GOAL => Using the material that follows, identify and copy each line with the string "content".
══════
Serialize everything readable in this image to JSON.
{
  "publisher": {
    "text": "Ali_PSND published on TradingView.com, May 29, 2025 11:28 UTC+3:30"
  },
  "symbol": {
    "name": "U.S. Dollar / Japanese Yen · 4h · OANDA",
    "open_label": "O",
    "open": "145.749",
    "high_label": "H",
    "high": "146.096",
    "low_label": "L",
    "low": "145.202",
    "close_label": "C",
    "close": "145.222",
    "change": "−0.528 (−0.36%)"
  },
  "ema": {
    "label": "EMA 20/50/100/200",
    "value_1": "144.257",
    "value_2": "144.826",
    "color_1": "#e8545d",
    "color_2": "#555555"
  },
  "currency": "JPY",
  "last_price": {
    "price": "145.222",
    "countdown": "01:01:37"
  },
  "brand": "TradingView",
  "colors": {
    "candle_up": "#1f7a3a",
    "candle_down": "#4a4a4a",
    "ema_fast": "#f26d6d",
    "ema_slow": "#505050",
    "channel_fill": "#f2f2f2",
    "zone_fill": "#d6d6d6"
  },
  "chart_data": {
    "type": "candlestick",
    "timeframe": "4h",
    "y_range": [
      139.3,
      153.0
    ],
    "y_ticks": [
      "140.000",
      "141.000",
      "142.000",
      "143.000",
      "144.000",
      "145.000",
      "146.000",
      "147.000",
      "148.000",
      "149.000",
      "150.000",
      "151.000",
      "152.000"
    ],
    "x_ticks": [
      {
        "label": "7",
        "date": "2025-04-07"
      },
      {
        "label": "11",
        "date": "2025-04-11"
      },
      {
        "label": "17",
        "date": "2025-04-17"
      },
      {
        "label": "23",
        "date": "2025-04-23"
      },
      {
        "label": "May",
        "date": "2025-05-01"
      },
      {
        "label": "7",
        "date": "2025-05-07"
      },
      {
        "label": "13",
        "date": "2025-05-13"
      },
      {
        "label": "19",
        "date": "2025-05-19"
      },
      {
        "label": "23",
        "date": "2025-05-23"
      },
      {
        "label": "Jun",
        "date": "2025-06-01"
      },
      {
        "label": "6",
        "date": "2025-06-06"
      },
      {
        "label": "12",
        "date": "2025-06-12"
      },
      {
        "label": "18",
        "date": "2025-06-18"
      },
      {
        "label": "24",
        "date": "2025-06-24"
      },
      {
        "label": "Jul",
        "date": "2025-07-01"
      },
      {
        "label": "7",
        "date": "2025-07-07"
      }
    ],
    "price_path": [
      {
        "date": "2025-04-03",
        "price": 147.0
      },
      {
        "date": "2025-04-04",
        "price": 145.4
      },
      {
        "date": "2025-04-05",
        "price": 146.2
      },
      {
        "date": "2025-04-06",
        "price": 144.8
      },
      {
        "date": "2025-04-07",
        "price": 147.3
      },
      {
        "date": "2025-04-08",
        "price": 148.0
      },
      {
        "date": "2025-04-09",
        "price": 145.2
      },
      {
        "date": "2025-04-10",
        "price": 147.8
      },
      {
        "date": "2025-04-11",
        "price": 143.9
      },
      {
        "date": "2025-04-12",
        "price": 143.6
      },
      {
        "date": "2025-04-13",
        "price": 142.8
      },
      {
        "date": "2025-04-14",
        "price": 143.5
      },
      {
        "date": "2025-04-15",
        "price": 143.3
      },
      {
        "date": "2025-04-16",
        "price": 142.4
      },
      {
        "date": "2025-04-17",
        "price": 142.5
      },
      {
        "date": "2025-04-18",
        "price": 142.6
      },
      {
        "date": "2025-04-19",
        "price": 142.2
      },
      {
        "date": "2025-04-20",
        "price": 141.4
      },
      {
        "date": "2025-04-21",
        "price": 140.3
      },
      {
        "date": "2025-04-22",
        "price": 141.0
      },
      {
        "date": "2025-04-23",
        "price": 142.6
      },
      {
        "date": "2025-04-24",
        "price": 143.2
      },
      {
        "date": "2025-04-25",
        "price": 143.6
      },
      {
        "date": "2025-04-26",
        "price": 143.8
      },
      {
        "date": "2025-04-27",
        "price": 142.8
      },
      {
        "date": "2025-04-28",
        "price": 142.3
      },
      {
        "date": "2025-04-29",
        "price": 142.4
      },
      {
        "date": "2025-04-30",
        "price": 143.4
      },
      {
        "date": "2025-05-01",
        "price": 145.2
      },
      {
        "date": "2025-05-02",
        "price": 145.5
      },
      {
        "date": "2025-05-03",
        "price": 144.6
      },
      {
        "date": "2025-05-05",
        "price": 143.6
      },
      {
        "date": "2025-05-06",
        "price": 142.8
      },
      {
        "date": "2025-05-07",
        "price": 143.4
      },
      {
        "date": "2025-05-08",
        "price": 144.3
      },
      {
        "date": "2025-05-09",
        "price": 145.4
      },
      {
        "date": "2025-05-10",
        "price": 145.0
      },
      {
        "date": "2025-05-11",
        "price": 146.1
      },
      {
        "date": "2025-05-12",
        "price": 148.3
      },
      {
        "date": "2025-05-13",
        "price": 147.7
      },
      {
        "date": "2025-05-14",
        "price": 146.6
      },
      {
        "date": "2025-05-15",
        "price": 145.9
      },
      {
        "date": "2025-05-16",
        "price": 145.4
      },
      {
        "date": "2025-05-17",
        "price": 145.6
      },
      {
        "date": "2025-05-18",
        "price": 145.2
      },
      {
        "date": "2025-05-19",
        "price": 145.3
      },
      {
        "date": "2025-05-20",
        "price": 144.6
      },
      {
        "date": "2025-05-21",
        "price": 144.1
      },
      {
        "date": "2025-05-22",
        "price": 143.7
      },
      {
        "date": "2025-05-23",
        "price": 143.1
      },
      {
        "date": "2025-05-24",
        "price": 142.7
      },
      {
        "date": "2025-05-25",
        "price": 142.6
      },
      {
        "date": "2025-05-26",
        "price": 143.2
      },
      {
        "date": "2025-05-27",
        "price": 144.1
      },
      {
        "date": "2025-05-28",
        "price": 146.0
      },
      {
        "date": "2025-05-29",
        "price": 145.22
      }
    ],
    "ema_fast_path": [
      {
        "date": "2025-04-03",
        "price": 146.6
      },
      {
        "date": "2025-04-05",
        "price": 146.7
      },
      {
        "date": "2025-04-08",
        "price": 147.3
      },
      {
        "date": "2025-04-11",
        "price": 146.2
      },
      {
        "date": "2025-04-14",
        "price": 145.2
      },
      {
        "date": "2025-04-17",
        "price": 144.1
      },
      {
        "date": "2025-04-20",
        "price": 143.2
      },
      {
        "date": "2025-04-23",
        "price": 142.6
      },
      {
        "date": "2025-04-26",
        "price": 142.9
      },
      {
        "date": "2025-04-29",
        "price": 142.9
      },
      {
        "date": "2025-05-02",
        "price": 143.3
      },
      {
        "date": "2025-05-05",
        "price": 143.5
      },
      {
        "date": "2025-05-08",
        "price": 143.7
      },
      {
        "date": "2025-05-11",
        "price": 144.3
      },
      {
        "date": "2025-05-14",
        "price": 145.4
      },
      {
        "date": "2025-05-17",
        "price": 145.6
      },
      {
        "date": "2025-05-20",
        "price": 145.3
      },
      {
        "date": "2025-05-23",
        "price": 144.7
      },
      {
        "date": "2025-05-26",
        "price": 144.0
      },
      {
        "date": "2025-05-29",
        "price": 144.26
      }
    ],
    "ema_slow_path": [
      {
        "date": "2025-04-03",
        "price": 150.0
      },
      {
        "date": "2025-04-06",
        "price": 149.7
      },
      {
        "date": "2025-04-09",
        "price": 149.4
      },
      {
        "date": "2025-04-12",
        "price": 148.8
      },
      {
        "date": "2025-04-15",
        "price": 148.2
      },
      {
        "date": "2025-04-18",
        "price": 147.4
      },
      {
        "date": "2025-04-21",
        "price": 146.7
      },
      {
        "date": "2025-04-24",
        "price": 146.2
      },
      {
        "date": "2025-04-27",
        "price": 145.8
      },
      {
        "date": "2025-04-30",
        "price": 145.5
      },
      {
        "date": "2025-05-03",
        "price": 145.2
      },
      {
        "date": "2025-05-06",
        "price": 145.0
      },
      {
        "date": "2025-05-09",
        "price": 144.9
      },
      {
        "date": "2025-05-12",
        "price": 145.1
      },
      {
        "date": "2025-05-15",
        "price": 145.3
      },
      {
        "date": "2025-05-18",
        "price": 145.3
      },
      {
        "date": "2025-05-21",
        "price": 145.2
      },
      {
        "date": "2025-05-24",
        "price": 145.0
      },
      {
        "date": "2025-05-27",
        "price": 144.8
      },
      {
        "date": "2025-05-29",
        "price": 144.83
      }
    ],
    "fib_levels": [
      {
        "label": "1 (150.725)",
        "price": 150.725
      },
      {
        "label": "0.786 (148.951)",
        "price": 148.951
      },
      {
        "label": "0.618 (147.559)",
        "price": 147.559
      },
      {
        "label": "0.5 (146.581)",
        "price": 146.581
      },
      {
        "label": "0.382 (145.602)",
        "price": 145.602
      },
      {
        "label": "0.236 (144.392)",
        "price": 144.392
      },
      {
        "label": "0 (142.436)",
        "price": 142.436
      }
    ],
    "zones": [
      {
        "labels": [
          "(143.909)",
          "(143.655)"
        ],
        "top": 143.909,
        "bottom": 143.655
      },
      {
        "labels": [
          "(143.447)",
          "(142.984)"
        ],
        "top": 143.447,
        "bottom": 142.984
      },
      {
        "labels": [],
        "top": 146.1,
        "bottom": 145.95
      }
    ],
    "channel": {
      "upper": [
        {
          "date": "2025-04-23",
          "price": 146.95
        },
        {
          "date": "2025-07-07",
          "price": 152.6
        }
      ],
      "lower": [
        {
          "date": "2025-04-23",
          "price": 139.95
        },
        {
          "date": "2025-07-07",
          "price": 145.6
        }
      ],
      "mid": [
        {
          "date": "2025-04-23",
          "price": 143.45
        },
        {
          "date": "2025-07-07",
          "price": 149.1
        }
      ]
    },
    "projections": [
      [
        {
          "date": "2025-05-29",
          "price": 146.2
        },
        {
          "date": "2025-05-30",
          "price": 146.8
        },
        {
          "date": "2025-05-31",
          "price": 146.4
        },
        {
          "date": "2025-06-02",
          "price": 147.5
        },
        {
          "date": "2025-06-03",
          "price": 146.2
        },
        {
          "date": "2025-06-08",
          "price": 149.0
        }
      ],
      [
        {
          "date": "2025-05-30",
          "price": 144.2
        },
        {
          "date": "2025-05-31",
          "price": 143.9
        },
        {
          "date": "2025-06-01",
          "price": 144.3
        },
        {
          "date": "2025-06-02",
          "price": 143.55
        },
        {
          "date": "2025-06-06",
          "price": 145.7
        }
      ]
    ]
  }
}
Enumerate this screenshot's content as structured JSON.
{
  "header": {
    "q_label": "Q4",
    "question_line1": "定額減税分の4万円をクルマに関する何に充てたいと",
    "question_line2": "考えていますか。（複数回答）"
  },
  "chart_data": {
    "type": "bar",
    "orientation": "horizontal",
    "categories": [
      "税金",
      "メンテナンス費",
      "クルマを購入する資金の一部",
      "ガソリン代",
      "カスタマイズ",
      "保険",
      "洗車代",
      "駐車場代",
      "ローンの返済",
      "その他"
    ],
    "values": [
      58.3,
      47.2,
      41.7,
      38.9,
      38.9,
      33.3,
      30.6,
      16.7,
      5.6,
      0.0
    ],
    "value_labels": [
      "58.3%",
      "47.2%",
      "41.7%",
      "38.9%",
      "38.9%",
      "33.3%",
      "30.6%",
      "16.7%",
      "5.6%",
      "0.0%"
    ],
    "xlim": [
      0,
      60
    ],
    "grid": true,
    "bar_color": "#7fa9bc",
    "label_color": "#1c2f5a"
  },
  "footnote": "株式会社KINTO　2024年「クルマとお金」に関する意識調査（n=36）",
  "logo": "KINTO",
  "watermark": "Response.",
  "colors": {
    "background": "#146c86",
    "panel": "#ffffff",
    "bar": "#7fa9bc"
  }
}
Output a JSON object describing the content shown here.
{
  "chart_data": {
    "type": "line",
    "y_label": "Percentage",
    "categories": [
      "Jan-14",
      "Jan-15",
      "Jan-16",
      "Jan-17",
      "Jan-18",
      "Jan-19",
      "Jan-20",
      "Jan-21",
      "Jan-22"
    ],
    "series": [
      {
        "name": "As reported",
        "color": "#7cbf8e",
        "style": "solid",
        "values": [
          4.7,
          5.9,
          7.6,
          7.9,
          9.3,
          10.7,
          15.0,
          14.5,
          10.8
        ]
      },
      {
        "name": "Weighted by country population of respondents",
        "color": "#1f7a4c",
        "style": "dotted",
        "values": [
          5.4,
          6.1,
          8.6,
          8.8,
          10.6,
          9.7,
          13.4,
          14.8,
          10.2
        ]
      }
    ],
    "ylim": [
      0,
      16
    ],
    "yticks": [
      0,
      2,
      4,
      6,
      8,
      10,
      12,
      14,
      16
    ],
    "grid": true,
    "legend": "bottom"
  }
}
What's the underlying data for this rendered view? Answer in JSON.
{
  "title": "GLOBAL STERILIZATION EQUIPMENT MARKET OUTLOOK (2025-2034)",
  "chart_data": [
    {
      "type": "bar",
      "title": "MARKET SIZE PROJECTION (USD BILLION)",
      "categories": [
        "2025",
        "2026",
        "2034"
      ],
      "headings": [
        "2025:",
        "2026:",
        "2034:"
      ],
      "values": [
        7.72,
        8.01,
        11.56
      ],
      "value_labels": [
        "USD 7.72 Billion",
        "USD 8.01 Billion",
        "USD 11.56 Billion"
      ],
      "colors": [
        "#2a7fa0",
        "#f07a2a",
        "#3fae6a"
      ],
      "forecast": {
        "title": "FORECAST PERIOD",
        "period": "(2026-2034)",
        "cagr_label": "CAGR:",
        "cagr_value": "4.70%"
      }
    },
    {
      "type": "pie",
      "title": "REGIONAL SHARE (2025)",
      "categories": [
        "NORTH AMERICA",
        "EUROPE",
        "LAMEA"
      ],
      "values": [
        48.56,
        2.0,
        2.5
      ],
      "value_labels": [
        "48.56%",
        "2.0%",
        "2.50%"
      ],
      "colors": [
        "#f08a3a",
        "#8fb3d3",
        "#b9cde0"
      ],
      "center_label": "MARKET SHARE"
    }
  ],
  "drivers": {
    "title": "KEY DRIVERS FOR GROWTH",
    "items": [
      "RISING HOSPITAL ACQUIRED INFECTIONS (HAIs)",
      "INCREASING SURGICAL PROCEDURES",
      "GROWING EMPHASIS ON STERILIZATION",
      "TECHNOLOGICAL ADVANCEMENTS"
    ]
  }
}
══════
ANSWER FOR THIS EXERCISE =>
Enumerate this screenshot's content as structured JSON.
Output a JSON object describing the content shown here.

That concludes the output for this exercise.